Locate the lines of the listing below that hold "Zitronensuppe", then copy each of them.

### Collected data
· · · · ·

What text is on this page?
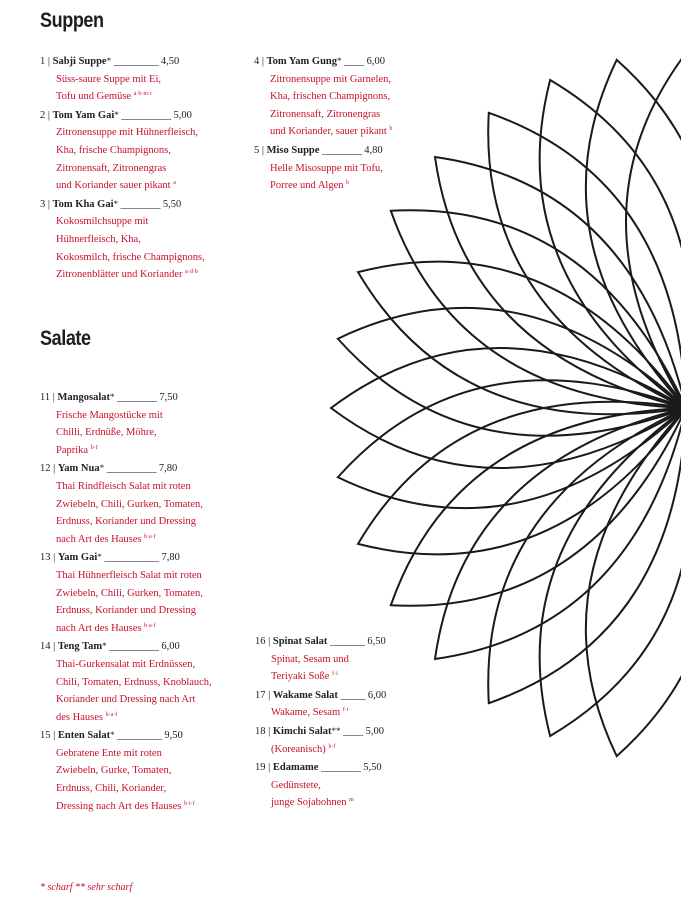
Suppen
1 | Sabji Suppe* _________ 4,50
Süss-saure Suppe mit Ei,
Tofu und Gemüse $^{a\cdot b\cdot m\cdot i}$
2 | Tom Yam Gai* __________ 5,00
Zitronensuppe mit Hühnerfleisch,
Kha, frische Champignons,
Zitronensaft, Zitronengras
und Koriander sauer pikant $^a$
3 | Tom Kha Gai* ________ 5,50
Kokosmilchsuppe mit
Hühnerfleisch, Kha,
Kokosmilch, frische Champignons,
Zitronenblätter und Koriander $^{a\cdot d\cdot b}$
4 | Tom Yam Gung* ____ 6,00
Zitronensuppe mit Garnelen,
Kha, frischen Champignons,
Zitronensaft, Zitronengras
und Koriander, sauer pikant $^b$
5 | Miso Suppe ________ 4,80
Helle Misosuppe mit Tofu,
Porree und Algen $^b$
Salate
11 | Mangosalat* ________ 7,50
Frische Mangostücke mit
Chilli, Erdnüße, Möhre,
Paprika $^{b\cdot f}$
12 | Yam Nua* __________ 7,80
Thai Rindfleisch Salat mit roten
Zwiebeln, Chili, Gurken, Tomaten,
Erdnuss, Koriander und Dressing
nach Art des Hauses $^{b\cdot a\cdot f}$
13 | Yam Gai* ___________ 7,80
Thai Hühnerfleisch Salat mit roten
Zwiebeln, Chili, Gurken, Tomaten,
Erdnuss, Koriander und Dressing
nach Art des Hauses $^{b\cdot a\cdot f}$
14 | Teng Tam* __________ 6,00
Thai-Gurkensalat mit Erdnüssen,
Chili, Tomaten, Erdnuss, Knoblauch,
Koriander und Dressing nach Art
des Hauses $^{b\cdot a\cdot f}$
15 | Enten Salat* _________ 9,50
Gebratene Ente mit roten
Zwiebeln, Gurke, Tomaten,
Erdnuss, Chili, Koriander,
Dressing nach Art des Hauses $^{b\cdot t\cdot f}$
16 | Spinat Salat _______ 6,50
Spinat, Sesam und
Teriyaki Soße $^{f\cdot i}$
17 | Wakame Salat _____ 6,00
Wakame, Sesam $^{f\cdot i}$
18 | Kimchi Salat** ____ 5,00
(Koreanisch) $^{b\cdot f}$
19 | Edamame ________ 5,50
Gedünstete,
junge Sojabohnen $^m$
* scharf ** sehr scharf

· · · · ·

### Final result
Zitronensuppe mit Hühnerfleisch,
Zitronensuppe mit Garnelen,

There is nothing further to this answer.